> _SELECTED TEXT_
Static Models Assumptions: 1) Single Resource; 2) Demand comes in a non-overlapping manner with inceasing reserve prices,i.e., in the sequece of \(P_1>P_2>p_3>...\), that higher reserve price customers come earlier. 3) Demands are independent; 4) Demands are heterougenious; 5)Risk-neutral. ### Single Resourece 2-class static model: Littlewoods Rule
The littlewoods’s rule was developed in 1970’s. The practice was leading a decade ago with heurisitc algorithms in multi-class cases.

\(P_i, i=1,2\) are the rserve price of class \(i\). Let \(y_1^*\) be an optimal protection level of class 1. Formally, we have

\[ P_2< p_1 P(D1>y_1^*)\] and
\[ P_2 \ge p_1 P(D1>y_1^*+1).\] So optimal protection level \(y_1^*\) is given by \[ y_1^*=F_1^{-1}(1-\frac{p_2}{p_1})\]

Connection of Littlewoods rule to Newsvendor model

Consider a Newsvendor problem where we make a fixed decision \(Q\), that is the protection level of the higher fare class of hotel rooms, then a random event \(D\) with distribution \(F\) occurs, the number of people requesting a room at the full fare. If we protect too many rooms, i.e., \(D<Q\), then we end up earning nothing on \(Q-D\) rooms. So the overage penalty \(C\) is \(r_L\) per unsold room. If we protect too few rooms, i.e., \(D<Q\), then we forgo \(r_H-r_L\) in potential revenue on each of the \(D-Q\) rooms that could have been sold at the higher fare so the underage penalty \(B\) is \(r_H-r_L\). The critical ratio is

\[\frac{B}{B+C}=\frac{r_H-r_L}{r_H}\]
From the newsvendor analysis, the optimal protection level is the smallest value \(Q^*\) such that

\[F(Q^*)>\frac{B}{B+C}=\frac{r_H-r_L}{r_H}.\]

Single Resourece n-class static model: Geneal Case

Seuqence of envets in a periods:

1) Realizaion of \(D_i\) in period \(j\)
2) Decision \(u\) of quantity to accept of bookings where \(u=u(j,x,D_j)\), and \(x\) is the capacity at time \(j\).
3) Revenue \(p_jU\) to be collected and proceed to next stage of \(j-1\)

Let \(V_j(x)\) be the value function that represents the expected value at stage \(j\) with capacity \(x\). Hence the Belman euqaiton is

\[V_j(x)=E[\underset{0\le u\le \min\{D_j,x\}}{Max} \{p_j u_j+V_{j-1}(x-u)\}]...(1)\]
with a boundary condition \(V_0(x)=0\).

> _Rows from a dataset_

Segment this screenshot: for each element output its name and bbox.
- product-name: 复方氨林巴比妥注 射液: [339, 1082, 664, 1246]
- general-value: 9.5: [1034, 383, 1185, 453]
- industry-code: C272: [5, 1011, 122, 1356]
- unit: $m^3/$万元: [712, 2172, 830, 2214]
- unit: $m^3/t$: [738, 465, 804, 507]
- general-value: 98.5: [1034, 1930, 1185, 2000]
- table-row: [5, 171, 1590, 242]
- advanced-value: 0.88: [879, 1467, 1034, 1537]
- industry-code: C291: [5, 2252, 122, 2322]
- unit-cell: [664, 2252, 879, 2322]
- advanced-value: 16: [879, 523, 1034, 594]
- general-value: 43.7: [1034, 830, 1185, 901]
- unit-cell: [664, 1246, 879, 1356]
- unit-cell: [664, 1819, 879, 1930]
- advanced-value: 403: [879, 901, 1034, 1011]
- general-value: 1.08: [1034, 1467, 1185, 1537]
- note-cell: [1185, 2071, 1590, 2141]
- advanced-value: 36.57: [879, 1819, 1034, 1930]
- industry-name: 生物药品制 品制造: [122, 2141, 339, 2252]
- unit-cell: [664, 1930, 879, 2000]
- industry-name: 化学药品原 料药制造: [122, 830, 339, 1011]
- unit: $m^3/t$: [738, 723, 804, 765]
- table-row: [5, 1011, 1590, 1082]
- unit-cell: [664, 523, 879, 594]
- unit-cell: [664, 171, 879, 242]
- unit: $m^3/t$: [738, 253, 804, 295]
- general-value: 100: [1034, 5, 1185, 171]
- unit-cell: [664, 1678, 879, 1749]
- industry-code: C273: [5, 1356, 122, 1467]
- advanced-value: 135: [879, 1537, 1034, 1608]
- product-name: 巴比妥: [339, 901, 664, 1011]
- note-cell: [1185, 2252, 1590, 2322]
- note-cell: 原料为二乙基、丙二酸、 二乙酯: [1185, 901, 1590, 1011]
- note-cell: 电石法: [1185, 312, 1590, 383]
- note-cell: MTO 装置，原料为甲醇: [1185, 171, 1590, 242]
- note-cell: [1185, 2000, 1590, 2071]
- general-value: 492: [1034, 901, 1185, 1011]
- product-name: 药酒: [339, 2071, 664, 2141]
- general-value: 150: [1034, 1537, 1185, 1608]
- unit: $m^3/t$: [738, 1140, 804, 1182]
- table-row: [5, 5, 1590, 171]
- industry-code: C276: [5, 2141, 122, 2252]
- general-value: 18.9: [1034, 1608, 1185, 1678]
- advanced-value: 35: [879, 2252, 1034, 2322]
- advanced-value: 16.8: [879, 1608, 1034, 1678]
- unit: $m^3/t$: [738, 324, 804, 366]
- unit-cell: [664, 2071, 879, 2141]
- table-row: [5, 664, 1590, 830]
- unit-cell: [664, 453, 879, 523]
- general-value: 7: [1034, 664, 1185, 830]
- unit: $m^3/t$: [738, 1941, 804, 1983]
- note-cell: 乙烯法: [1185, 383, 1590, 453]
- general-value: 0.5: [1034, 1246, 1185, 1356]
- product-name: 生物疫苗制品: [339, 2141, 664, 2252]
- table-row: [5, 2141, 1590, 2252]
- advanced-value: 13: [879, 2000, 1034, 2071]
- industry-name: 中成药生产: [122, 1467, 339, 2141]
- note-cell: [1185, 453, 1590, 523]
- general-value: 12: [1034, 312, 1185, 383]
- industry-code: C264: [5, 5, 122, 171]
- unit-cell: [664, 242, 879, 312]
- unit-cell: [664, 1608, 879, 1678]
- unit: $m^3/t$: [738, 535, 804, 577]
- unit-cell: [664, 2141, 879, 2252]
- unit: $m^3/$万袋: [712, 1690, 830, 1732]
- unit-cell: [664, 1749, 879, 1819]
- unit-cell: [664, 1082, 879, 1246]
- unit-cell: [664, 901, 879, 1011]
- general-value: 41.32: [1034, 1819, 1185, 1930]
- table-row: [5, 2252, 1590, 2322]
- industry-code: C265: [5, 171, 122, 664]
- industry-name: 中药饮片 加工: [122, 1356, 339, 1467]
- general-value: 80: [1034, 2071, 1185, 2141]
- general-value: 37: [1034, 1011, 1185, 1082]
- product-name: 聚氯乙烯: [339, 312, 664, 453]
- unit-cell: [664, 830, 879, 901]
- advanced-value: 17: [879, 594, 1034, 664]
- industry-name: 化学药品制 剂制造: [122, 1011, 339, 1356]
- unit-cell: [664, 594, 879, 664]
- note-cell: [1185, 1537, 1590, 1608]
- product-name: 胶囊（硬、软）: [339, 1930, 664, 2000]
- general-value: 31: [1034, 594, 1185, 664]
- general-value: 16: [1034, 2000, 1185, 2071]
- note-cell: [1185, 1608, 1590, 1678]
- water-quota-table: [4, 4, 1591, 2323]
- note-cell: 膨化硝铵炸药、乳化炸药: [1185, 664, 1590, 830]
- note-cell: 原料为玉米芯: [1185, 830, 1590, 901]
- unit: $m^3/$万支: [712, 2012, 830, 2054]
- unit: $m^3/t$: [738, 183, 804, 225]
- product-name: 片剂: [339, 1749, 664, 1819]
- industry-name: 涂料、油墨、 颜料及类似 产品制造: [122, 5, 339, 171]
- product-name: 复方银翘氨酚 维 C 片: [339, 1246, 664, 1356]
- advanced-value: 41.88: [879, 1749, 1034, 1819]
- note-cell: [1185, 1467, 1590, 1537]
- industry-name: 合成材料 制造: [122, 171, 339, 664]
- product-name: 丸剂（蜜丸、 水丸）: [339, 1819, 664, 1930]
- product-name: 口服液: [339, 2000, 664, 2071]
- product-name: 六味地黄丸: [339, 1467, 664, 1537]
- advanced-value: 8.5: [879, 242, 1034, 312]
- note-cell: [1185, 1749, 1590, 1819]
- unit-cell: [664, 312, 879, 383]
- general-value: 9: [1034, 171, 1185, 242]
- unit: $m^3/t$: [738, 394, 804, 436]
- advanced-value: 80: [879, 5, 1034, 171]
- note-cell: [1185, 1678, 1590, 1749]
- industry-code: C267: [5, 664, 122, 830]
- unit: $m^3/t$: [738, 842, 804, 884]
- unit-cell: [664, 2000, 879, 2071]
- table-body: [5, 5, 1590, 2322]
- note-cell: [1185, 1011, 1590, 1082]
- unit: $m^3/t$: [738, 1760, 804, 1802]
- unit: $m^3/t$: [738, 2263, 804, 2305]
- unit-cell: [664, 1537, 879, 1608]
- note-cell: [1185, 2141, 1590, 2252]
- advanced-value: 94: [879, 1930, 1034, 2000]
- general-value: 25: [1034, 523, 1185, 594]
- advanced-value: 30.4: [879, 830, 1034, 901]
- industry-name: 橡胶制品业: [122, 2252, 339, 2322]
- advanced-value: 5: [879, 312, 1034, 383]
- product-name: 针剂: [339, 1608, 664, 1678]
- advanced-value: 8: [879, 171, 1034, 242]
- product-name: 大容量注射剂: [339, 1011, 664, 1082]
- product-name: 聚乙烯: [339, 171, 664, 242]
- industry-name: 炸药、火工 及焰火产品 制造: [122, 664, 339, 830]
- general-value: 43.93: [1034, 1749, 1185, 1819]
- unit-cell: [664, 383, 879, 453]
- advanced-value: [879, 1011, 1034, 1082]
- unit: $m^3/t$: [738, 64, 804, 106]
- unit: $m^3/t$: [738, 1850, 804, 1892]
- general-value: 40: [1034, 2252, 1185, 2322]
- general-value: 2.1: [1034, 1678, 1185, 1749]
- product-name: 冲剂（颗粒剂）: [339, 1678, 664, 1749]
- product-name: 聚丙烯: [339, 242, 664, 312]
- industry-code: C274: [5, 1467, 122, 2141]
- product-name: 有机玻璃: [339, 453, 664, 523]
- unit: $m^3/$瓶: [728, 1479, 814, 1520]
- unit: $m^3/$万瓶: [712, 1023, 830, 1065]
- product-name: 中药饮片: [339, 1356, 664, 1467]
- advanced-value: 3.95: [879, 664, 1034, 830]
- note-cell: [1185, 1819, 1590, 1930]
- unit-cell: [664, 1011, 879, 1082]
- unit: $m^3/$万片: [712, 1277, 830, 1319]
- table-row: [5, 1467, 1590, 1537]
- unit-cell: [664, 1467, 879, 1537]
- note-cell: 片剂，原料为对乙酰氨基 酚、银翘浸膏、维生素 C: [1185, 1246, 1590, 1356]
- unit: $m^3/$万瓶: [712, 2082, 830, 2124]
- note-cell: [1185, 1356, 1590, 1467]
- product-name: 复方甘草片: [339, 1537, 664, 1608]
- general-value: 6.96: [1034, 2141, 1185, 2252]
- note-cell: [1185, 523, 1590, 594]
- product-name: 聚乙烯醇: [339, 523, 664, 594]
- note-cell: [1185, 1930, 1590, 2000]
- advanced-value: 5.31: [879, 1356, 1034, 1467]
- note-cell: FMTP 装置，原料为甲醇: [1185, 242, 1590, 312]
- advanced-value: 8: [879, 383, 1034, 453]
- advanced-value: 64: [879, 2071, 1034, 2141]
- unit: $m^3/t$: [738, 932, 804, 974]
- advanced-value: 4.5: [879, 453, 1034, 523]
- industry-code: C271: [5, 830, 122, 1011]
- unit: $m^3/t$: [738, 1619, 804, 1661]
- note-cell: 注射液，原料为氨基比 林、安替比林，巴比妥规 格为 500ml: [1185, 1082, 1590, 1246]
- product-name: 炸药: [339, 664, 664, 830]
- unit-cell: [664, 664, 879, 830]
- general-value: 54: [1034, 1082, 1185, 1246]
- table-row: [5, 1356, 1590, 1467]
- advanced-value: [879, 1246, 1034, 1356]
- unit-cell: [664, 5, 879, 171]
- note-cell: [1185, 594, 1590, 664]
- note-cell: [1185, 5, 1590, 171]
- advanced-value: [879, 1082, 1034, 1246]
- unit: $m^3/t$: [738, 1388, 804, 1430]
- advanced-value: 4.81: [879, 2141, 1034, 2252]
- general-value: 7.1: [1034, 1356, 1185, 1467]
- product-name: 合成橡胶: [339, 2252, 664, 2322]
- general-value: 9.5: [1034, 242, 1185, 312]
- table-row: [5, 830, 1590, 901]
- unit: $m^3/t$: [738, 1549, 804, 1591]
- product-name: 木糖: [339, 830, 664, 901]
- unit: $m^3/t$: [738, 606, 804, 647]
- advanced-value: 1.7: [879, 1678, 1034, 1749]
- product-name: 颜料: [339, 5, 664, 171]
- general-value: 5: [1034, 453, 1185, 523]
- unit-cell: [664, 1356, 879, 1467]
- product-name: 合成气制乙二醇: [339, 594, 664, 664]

> _YOUR TASKS_
a) Answer these questions using the notes on static revenue management models:
(i) In which decade was Littlewood's rule developed?
(ii) In the connection to the newsvendor model, what is the overage penalty \(C\)?
(iii) What boundary condition accompanies the Bellman equation for the n-class model?
b) Extend the notes on static revenue management models, continuing from their final sentence.

> _ANSWERS FOR THIS EXERCISE_
a)
(i) The 1970s.
(ii) \(r_L\) per unsold room.
(iii) \(V_0(x)=0\).

b)
#### Case 1: Demand and capcity are discrete
Define \(\Delta V_j(x)=V_j(x)-V_j(x-1)\) the expected marginal value of capacity at stage \(j\). The Bellman equation \((1)\) can be re-written as

\[V_{j+1}(x)=V_j(x)+E[\underset{0\le u \le min(D_j,x)}{Max}\{\Sigma_{z=1}^{u} \{p_{j+1}-\Delta V_j(x+1-z)\}]...(2)\]
Caveat: Express out the terms in \(\Sigma\) as follows to obtain the equation \((2)\) from \((1)\)

\[p_{j+1}-V_j(x)+V_j(x-1)\] \[p_{j+1}-V_j(x-1)+V_j(x-2)\] \[...\] \[p_{j+1}-V_j(x+1-u)+V_j(x-u)\]
The optimal control can be expressed in one of the following 3 ways.
1) Optimal protection levels \(y_j^*=max\{x: p_{j+1}<\Delta V_j(x)\}, j=1,2,...,n-1.\)
2) Optimla booking limits \(b_j^*=C-y_{j-1}^*\), where \(j=2,3,...,n\) and \(C\) is the full capacity.
3) Optimal bid prices \(\pi_{j+1}(x)=\Delta V_j(x)\) and we accept a \(z^{th}\) request if its price exceeds the corresponding bid price at stage \(j+1\) as follows. \[ u^*(j+1,D_{j+1}) = \left\{ \begin{array}{ll} 0 & \quad p_{j+1}< \pi_{j+1}(x) \\ max\{z:p_{j+1} \ge \pi_{j+1}(x-z)\} & \quad \text{Otherwise} \end{array} \right. \] #### Case 2: Demand and capcity are continuous
Similar arguments follow as above with the same model \((1)\). The main differences are continuous variables \(D_j,x,u\). The optimal protection levels can be defined by
\[y_j^*=max\{x:p_{j+1}< \frac{\partial{V_j(x)}}{ \partial{x}}\}\] Further, we define \(n-1\) fill events as follows.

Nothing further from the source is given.